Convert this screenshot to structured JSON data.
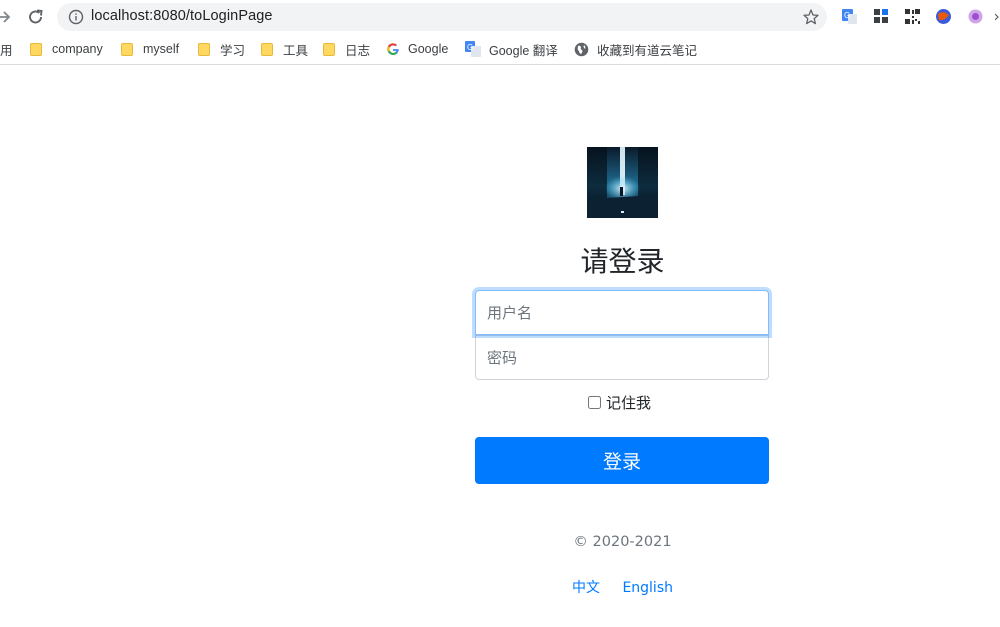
{
  "browser": {
    "url": "localhost:8080/toLoginPage",
    "bookmarks": [
      {
        "label": "用",
        "type": "text"
      },
      {
        "label": "company",
        "type": "folder"
      },
      {
        "label": "myself",
        "type": "folder"
      },
      {
        "label": "学习",
        "type": "folder"
      },
      {
        "label": "工具",
        "type": "folder"
      },
      {
        "label": "日志",
        "type": "folder"
      },
      {
        "label": "Google",
        "type": "google"
      },
      {
        "label": "Google 翻译",
        "type": "translate"
      },
      {
        "label": "收藏到有道云笔记",
        "type": "globe"
      }
    ]
  },
  "login": {
    "title": "请登录",
    "username_placeholder": "用户名",
    "password_placeholder": "密码",
    "remember_label": "记住我",
    "submit_label": "登录",
    "copyright": "© 2020-2021",
    "lang_zh": "中文",
    "lang_en": "English"
  },
  "colors": {
    "primary": "#007bff",
    "focus_border": "#80bdff",
    "muted_text": "#6c757d"
  }
}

◆ ◆ ◆ ◆ ◆

## What the task asks
Reproduce all the records verbatim, excluding images.

## Result of the task
Convert this screenshot to structured JSON data.
{
  "browser": {
    "url": "localhost:8080/toLoginPage",
    "bookmarks": [
      {
        "label": "用",
        "type": "text"
      },
      {
        "label": "company",
        "type": "folder"
      },
      {
        "label": "myself",
        "type": "folder"
      },
      {
        "label": "学习",
        "type": "folder"
      },
      {
        "label": "工具",
        "type": "folder"
      },
      {
        "label": "日志",
        "type": "folder"
      },
      {
        "label": "Google",
        "type": "google"
      },
      {
        "label": "Google 翻译",
        "type": "translate"
      },
      {
        "label": "收藏到有道云笔记",
        "type": "globe"
      }
    ]
  },
  "login": {
    "title": "请登录",
    "username_placeholder": "用户名",
    "password_placeholder": "密码",
    "remember_label": "记住我",
    "submit_label": "登录",
    "copyright": "© 2020-2021",
    "lang_zh": "中文",
    "lang_en": "English"
  },
  "colors": {
    "primary": "#007bff",
    "focus_border": "#80bdff",
    "muted_text": "#6c757d"
  }
}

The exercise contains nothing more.